[Layout coordinate data]
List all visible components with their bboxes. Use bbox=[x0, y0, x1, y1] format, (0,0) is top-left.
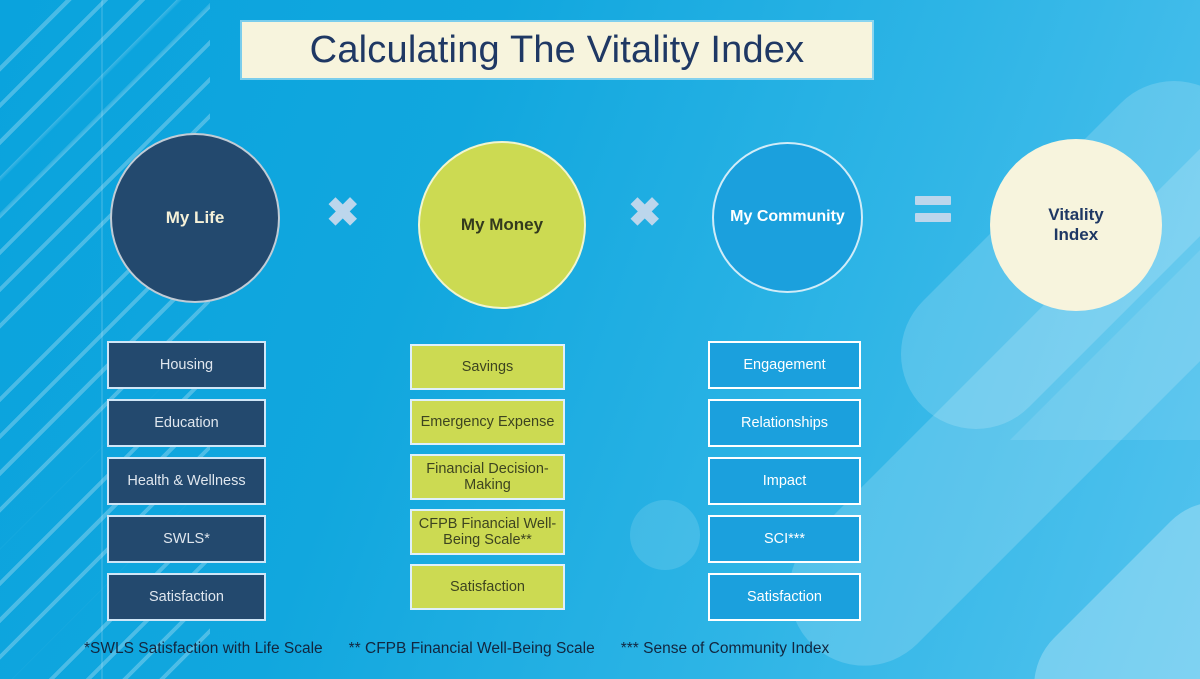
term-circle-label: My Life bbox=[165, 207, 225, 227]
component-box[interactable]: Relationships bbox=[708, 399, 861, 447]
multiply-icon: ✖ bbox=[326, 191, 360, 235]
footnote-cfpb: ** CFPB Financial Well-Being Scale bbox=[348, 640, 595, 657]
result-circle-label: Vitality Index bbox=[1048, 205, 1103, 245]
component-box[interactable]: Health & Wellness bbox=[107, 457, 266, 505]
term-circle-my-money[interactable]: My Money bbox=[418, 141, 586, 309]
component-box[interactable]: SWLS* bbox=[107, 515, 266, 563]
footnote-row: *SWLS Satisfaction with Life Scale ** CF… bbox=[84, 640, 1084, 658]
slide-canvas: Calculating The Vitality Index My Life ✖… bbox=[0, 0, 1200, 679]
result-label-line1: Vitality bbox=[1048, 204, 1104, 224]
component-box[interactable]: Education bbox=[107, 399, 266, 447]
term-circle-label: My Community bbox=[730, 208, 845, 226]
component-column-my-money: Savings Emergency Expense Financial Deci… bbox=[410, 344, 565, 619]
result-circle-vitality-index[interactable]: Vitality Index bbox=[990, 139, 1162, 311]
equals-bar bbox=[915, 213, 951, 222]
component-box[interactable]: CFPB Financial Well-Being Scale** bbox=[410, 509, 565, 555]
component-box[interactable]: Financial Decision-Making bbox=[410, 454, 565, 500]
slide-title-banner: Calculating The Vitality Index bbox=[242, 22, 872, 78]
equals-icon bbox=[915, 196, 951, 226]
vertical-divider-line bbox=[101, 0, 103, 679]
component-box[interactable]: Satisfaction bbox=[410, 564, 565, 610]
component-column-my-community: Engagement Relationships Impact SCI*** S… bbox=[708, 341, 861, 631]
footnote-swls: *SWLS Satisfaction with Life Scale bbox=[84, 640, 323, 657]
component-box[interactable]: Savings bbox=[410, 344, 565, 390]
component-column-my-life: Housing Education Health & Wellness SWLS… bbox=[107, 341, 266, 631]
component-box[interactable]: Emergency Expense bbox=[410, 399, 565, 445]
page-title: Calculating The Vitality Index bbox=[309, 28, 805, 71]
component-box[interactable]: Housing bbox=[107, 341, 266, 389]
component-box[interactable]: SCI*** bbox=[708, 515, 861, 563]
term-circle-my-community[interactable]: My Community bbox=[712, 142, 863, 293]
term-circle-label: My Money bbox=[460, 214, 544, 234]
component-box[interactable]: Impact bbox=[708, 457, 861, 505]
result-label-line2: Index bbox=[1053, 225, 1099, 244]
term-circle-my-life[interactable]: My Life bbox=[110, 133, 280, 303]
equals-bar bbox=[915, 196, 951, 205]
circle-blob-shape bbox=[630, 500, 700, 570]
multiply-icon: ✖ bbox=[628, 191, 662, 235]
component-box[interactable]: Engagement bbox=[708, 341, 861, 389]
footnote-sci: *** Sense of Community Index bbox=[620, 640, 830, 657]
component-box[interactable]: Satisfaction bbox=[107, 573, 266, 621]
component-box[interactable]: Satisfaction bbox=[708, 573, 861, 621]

§ WHAT YOU SHOULD DO
Return every line of the entries above verbatim, omitting the picture placeholders.

§ THE RESULT
List all visible components with their bboxes. Use bbox=[x0, y0, x1, y1] format, (0,0) is top-left.
term-circle-label: My Life bbox=[165, 207, 225, 227]
component-box[interactable]: Relationships bbox=[708, 399, 861, 447]
multiply-icon: ✖ bbox=[326, 191, 360, 235]
footnote-cfpb: ** CFPB Financial Well-Being Scale bbox=[348, 640, 595, 657]
result-circle-label: Vitality Index bbox=[1048, 205, 1103, 245]
component-box[interactable]: Health & Wellness bbox=[107, 457, 266, 505]
term-circle-my-money[interactable]: My Money bbox=[418, 141, 586, 309]
component-box[interactable]: SWLS* bbox=[107, 515, 266, 563]
footnote-row: *SWLS Satisfaction with Life Scale ** CF… bbox=[84, 640, 1084, 658]
slide-canvas: Calculating The Vitality Index My Life ✖… bbox=[0, 0, 1200, 679]
result-label-line1: Vitality bbox=[1048, 204, 1104, 224]
component-box[interactable]: Education bbox=[107, 399, 266, 447]
term-circle-label: My Community bbox=[730, 208, 845, 226]
component-column-my-money: Savings Emergency Expense Financial Deci… bbox=[410, 344, 565, 619]
result-circle-vitality-index[interactable]: Vitality Index bbox=[990, 139, 1162, 311]
equals-bar bbox=[915, 213, 951, 222]
component-box[interactable]: CFPB Financial Well-Being Scale** bbox=[410, 509, 565, 555]
component-box[interactable]: Financial Decision-Making bbox=[410, 454, 565, 500]
slide-title-banner: Calculating The Vitality Index bbox=[242, 22, 872, 78]
equals-icon bbox=[915, 196, 951, 226]
vertical-divider-line bbox=[101, 0, 103, 679]
component-box[interactable]: Satisfaction bbox=[410, 564, 565, 610]
component-column-my-community: Engagement Relationships Impact SCI*** S… bbox=[708, 341, 861, 631]
footnote-swls: *SWLS Satisfaction with Life Scale bbox=[84, 640, 323, 657]
component-box[interactable]: Savings bbox=[410, 344, 565, 390]
component-column-my-life: Housing Education Health & Wellness SWLS… bbox=[107, 341, 266, 631]
component-box[interactable]: Emergency Expense bbox=[410, 399, 565, 445]
page-title: Calculating The Vitality Index bbox=[309, 28, 805, 71]
component-box[interactable]: Housing bbox=[107, 341, 266, 389]
component-box[interactable]: SCI*** bbox=[708, 515, 861, 563]
term-circle-my-community[interactable]: My Community bbox=[712, 142, 863, 293]
term-circle-label: My Money bbox=[460, 214, 544, 234]
component-box[interactable]: Impact bbox=[708, 457, 861, 505]
result-label-line2: Index bbox=[1053, 225, 1099, 244]
term-circle-my-life[interactable]: My Life bbox=[110, 133, 280, 303]
equals-bar bbox=[915, 196, 951, 205]
circle-blob-shape bbox=[630, 500, 700, 570]
multiply-icon: ✖ bbox=[628, 191, 662, 235]
component-box[interactable]: Engagement bbox=[708, 341, 861, 389]
footnote-sci: *** Sense of Community Index bbox=[620, 640, 830, 657]
component-box[interactable]: Satisfaction bbox=[107, 573, 266, 621]
component-box[interactable]: Satisfaction bbox=[708, 573, 861, 621]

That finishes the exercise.